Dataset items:

-*-

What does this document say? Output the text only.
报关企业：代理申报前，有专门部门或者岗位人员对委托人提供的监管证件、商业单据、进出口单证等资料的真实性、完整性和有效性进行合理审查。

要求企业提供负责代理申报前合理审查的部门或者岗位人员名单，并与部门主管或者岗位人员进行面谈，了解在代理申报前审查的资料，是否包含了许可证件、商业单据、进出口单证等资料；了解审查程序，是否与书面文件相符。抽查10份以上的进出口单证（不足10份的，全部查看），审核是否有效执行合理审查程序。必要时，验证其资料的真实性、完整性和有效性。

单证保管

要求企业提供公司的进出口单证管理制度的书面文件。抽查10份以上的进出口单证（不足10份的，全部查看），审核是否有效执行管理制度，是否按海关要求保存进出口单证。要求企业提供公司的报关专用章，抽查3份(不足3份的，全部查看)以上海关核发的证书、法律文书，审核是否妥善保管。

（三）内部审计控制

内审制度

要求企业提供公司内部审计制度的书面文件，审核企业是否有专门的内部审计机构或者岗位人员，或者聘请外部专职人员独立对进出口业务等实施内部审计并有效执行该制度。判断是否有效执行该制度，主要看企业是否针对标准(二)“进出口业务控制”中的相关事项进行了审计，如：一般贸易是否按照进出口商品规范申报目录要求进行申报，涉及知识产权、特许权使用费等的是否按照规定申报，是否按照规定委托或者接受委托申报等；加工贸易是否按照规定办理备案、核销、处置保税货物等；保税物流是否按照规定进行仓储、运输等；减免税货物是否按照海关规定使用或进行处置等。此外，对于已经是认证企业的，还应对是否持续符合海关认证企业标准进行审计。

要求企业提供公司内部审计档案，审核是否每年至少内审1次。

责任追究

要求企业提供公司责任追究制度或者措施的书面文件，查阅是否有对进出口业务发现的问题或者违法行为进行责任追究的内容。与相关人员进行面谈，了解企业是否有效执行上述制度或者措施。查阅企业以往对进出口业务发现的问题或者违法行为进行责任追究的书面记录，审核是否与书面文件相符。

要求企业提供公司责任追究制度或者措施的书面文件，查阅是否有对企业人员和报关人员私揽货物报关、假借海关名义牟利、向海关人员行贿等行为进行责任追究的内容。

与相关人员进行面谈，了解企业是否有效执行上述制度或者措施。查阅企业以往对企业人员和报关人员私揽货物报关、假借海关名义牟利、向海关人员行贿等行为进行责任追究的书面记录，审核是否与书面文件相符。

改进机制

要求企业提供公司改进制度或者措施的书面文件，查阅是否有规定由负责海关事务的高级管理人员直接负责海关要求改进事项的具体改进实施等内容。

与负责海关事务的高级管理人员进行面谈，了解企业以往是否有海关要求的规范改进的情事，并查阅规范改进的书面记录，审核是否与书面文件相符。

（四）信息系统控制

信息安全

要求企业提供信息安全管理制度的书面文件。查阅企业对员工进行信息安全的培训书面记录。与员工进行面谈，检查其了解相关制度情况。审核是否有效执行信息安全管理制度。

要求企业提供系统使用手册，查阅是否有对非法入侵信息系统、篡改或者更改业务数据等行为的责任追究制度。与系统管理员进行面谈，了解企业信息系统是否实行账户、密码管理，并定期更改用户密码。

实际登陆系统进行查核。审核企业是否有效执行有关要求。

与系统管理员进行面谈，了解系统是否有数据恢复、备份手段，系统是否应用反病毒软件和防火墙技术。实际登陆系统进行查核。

-*-

Task to complete:
Transcribe all lines as written.

Exercise answer:
What does this document say? Output the text only.
报关企业：代理申报前，有专门部门或者岗位人员对委托人提供的监管证件、商业单据、进出口单证等资料的真实性、完整性和有效性进行合理审查。

要求企业提供负责代理申报前合理审查的部门或者岗位人员名单，并与部门主管或者岗位人员进行面谈，了解在代理申报前审查的资料，是否包含了许可证件、商业单据、进出口单证等资料；了解审查程序，是否与书面文件相符。抽查10份以上的进出口单证（不足10份的，全部查看），审核是否有效执行合理审查程序。必要时，验证其资料的真实性、完整性和有效性。

单证保管

要求企业提供公司的进出口单证管理制度的书面文件。抽查10份以上的进出口单证（不足10份的，全部查看），审核是否有效执行管理制度，是否按海关要求保存进出口单证。要求企业提供公司的报关专用章，抽查3份(不足3份的，全部查看)以上海关核发的证书、法律文书，审核是否妥善保管。

（三）内部审计控制

内审制度

要求企业提供公司内部审计制度的书面文件，审核企业是否有专门的内部审计机构或者岗位人员，或者聘请外部专职人员独立对进出口业务等实施内部审计并有效执行该制度。判断是否有效执行该制度，主要看企业是否针对标准(二)“进出口业务控制”中的相关事项进行了审计，如：一般贸易是否按照进出口商品规范申报目录要求进行申报，涉及知识产权、特许权使用费等的是否按照规定申报，是否按照规定委托或者接受委托申报等；加工贸易是否按照规定办理备案、核销、处置保税货物等；保税物流是否按照规定进行仓储、运输等；减免税货物是否按照海关规定使用或进行处置等。此外，对于已经是认证企业的，还应对是否持续符合海关认证企业标准进行审计。

要求企业提供公司内部审计档案，审核是否每年至少内审1次。

责任追究

要求企业提供公司责任追究制度或者措施的书面文件，查阅是否有对进出口业务发现的问题或者违法行为进行责任追究的内容。与相关人员进行面谈，了解企业是否有效执行上述制度或者措施。查阅企业以往对进出口业务发现的问题或者违法行为进行责任追究的书面记录，审核是否与书面文件相符。

要求企业提供公司责任追究制度或者措施的书面文件，查阅是否有对企业人员和报关人员私揽货物报关、假借海关名义牟利、向海关人员行贿等行为进行责任追究的内容。

与相关人员进行面谈，了解企业是否有效执行上述制度或者措施。查阅企业以往对企业人员和报关人员私揽货物报关、假借海关名义牟利、向海关人员行贿等行为进行责任追究的书面记录，审核是否与书面文件相符。

改进机制

要求企业提供公司改进制度或者措施的书面文件，查阅是否有规定由负责海关事务的高级管理人员直接负责海关要求改进事项的具体改进实施等内容。

与负责海关事务的高级管理人员进行面谈，了解企业以往是否有海关要求的规范改进的情事，并查阅规范改进的书面记录，审核是否与书面文件相符。

（四）信息系统控制

信息安全

要求企业提供信息安全管理制度的书面文件。查阅企业对员工进行信息安全的培训书面记录。与员工进行面谈，检查其了解相关制度情况。审核是否有效执行信息安全管理制度。

要求企业提供系统使用手册，查阅是否有对非法入侵信息系统、篡改或者更改业务数据等行为的责任追究制度。与系统管理员进行面谈，了解企业信息系统是否实行账户、密码管理，并定期更改用户密码。

实际登陆系统进行查核。审核企业是否有效执行有关要求。

与系统管理员进行面谈，了解系统是否有数据恢复、备份手段，系统是否应用反病毒软件和防火墙技术。实际登陆系统进行查核。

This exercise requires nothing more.